Written exercise:
Reproduce the following material exactly, including every line.

Structured figure records:
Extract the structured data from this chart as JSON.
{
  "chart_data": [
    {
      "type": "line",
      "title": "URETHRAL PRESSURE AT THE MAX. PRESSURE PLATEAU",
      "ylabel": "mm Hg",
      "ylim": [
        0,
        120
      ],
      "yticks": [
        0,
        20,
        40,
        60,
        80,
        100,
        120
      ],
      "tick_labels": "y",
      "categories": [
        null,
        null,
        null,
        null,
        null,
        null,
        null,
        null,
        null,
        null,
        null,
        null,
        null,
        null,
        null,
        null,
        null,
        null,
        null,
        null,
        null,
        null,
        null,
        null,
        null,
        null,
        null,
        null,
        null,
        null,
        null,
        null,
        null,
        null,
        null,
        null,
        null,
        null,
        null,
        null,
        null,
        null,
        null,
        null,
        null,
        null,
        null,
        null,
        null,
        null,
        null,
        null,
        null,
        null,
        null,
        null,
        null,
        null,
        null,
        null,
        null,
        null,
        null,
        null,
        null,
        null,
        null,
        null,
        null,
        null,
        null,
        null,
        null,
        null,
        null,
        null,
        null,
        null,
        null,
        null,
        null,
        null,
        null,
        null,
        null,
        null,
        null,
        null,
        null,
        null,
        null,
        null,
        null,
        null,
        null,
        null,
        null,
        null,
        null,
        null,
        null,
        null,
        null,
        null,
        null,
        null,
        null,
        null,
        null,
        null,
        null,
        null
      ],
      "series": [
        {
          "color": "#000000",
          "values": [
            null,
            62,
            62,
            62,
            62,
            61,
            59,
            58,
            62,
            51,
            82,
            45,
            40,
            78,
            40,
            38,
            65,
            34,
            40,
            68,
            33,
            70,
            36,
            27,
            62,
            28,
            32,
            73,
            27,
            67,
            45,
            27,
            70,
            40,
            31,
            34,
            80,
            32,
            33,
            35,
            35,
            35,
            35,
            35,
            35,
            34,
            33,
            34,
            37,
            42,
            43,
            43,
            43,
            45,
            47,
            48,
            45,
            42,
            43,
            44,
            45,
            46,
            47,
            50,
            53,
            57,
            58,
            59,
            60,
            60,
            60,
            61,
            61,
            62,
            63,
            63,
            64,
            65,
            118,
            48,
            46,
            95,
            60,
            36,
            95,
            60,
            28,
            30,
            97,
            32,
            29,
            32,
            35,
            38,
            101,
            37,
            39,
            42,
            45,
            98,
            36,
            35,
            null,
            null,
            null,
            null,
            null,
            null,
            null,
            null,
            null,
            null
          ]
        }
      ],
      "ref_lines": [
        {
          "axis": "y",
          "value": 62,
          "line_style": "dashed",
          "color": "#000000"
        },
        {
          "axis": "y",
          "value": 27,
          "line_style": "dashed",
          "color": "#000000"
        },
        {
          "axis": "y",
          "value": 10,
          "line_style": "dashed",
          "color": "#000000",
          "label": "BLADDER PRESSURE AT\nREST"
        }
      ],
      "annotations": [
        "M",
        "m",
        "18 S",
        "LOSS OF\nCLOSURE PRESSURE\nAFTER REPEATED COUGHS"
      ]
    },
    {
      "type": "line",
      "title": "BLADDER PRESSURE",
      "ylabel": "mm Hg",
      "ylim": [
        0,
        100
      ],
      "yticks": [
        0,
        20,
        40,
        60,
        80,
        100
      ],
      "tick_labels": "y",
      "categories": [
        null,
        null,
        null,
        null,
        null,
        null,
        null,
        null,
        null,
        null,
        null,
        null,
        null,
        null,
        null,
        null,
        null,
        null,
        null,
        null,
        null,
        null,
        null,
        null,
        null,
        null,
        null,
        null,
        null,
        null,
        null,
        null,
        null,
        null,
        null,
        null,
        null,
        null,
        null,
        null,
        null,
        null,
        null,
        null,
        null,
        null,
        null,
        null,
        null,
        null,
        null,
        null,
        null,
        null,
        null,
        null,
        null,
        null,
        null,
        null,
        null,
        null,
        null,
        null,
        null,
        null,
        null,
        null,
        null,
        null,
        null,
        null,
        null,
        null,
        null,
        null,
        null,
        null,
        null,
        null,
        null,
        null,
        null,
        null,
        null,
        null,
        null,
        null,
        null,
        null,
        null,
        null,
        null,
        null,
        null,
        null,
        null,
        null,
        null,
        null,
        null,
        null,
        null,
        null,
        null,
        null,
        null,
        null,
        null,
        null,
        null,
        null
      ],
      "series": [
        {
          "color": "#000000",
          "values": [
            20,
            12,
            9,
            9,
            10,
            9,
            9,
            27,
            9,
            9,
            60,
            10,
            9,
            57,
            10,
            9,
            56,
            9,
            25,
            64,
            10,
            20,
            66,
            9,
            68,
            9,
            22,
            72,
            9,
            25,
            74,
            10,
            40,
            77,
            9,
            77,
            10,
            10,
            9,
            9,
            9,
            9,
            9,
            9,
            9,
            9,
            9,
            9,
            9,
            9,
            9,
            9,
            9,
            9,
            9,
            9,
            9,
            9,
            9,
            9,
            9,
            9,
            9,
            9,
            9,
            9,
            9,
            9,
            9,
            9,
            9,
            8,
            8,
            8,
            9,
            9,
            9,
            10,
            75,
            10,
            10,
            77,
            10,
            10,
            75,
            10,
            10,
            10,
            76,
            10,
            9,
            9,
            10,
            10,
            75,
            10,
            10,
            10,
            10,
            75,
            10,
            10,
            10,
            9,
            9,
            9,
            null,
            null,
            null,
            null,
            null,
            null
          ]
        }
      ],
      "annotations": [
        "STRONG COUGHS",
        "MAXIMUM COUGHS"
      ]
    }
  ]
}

Complete response:
Extract the structured data from this chart as JSON.
{
  "chart_data": [
    {
      "type": "line",
      "title": "URETHRAL PRESSURE AT THE MAX. PRESSURE PLATEAU",
      "ylabel": "mm Hg",
      "ylim": [
        0,
        120
      ],
      "yticks": [
        0,
        20,
        40,
        60,
        80,
        100,
        120
      ],
      "tick_labels": "y",
      "categories": [
        null,
        null,
        null,
        null,
        null,
        null,
        null,
        null,
        null,
        null,
        null,
        null,
        null,
        null,
        null,
        null,
        null,
        null,
        null,
        null,
        null,
        null,
        null,
        null,
        null,
        null,
        null,
        null,
        null,
        null,
        null,
        null,
        null,
        null,
        null,
        null,
        null,
        null,
        null,
        null,
        null,
        null,
        null,
        null,
        null,
        null,
        null,
        null,
        null,
        null,
        null,
        null,
        null,
        null,
        null,
        null,
        null,
        null,
        null,
        null,
        null,
        null,
        null,
        null,
        null,
        null,
        null,
        null,
        null,
        null,
        null,
        null,
        null,
        null,
        null,
        null,
        null,
        null,
        null,
        null,
        null,
        null,
        null,
        null,
        null,
        null,
        null,
        null,
        null,
        null,
        null,
        null,
        null,
        null,
        null,
        null,
        null,
        null,
        null,
        null,
        null,
        null,
        null,
        null,
        null,
        null,
        null,
        null,
        null,
        null,
        null,
        null
      ],
      "series": [
        {
          "color": "#000000",
          "values": [
            null,
            62,
            62,
            62,
            62,
            61,
            59,
            58,
            62,
            51,
            82,
            45,
            40,
            78,
            40,
            38,
            65,
            34,
            40,
            68,
            33,
            70,
            36,
            27,
            62,
            28,
            32,
            73,
            27,
            67,
            45,
            27,
            70,
            40,
            31,
            34,
            80,
            32,
            33,
            35,
            35,
            35,
            35,
            35,
            35,
            34,
            33,
            34,
            37,
            42,
            43,
            43,
            43,
            45,
            47,
            48,
            45,
            42,
            43,
            44,
            45,
            46,
            47,
            50,
            53,
            57,
            58,
            59,
            60,
            60,
            60,
            61,
            61,
            62,
            63,
            63,
            64,
            65,
            118,
            48,
            46,
            95,
            60,
            36,
            95,
            60,
            28,
            30,
            97,
            32,
            29,
            32,
            35,
            38,
            101,
            37,
            39,
            42,
            45,
            98,
            36,
            35,
            null,
            null,
            null,
            null,
            null,
            null,
            null,
            null,
            null,
            null
          ]
        }
      ],
      "ref_lines": [
        {
          "axis": "y",
          "value": 62,
          "line_style": "dashed",
          "color": "#000000"
        },
        {
          "axis": "y",
          "value": 27,
          "line_style": "dashed",
          "color": "#000000"
        },
        {
          "axis": "y",
          "value": 10,
          "line_style": "dashed",
          "color": "#000000",
          "label": "BLADDER PRESSURE AT\nREST"
        }
      ],
      "annotations": [
        "M",
        "m",
        "18 S",
        "LOSS OF\nCLOSURE PRESSURE\nAFTER REPEATED COUGHS"
      ]
    },
    {
      "type": "line",
      "title": "BLADDER PRESSURE",
      "ylabel": "mm Hg",
      "ylim": [
        0,
        100
      ],
      "yticks": [
        0,
        20,
        40,
        60,
        80,
        100
      ],
      "tick_labels": "y",
      "categories": [
        null,
        null,
        null,
        null,
        null,
        null,
        null,
        null,
        null,
        null,
        null,
        null,
        null,
        null,
        null,
        null,
        null,
        null,
        null,
        null,
        null,
        null,
        null,
        null,
        null,
        null,
        null,
        null,
        null,
        null,
        null,
        null,
        null,
        null,
        null,
        null,
        null,
        null,
        null,
        null,
        null,
        null,
        null,
        null,
        null,
        null,
        null,
        null,
        null,
        null,
        null,
        null,
        null,
        null,
        null,
        null,
        null,
        null,
        null,
        null,
        null,
        null,
        null,
        null,
        null,
        null,
        null,
        null,
        null,
        null,
        null,
        null,
        null,
        null,
        null,
        null,
        null,
        null,
        null,
        null,
        null,
        null,
        null,
        null,
        null,
        null,
        null,
        null,
        null,
        null,
        null,
        null,
        null,
        null,
        null,
        null,
        null,
        null,
        null,
        null,
        null,
        null,
        null,
        null,
        null,
        null,
        null,
        null,
        null,
        null,
        null,
        null
      ],
      "series": [
        {
          "color": "#000000",
          "values": [
            20,
            12,
            9,
            9,
            10,
            9,
            9,
            27,
            9,
            9,
            60,
            10,
            9,
            57,
            10,
            9,
            56,
            9,
            25,
            64,
            10,
            20,
            66,
            9,
            68,
            9,
            22,
            72,
            9,
            25,
            74,
            10,
            40,
            77,
            9,
            77,
            10,
            10,
            9,
            9,
            9,
            9,
            9,
            9,
            9,
            9,
            9,
            9,
            9,
            9,
            9,
            9,
            9,
            9,
            9,
            9,
            9,
            9,
            9,
            9,
            9,
            9,
            9,
            9,
            9,
            9,
            9,
            9,
            9,
            9,
            9,
            8,
            8,
            8,
            9,
            9,
            9,
            10,
            75,
            10,
            10,
            77,
            10,
            10,
            75,
            10,
            10,
            10,
            76,
            10,
            9,
            9,
            10,
            10,
            75,
            10,
            10,
            10,
            10,
            75,
            10,
            10,
            10,
            9,
            9,
            9,
            null,
            null,
            null,
            null,
            null,
            null
          ]
        }
      ],
      "annotations": [
        "STRONG COUGHS",
        "MAXIMUM COUGHS"
      ]
    }
  ]
}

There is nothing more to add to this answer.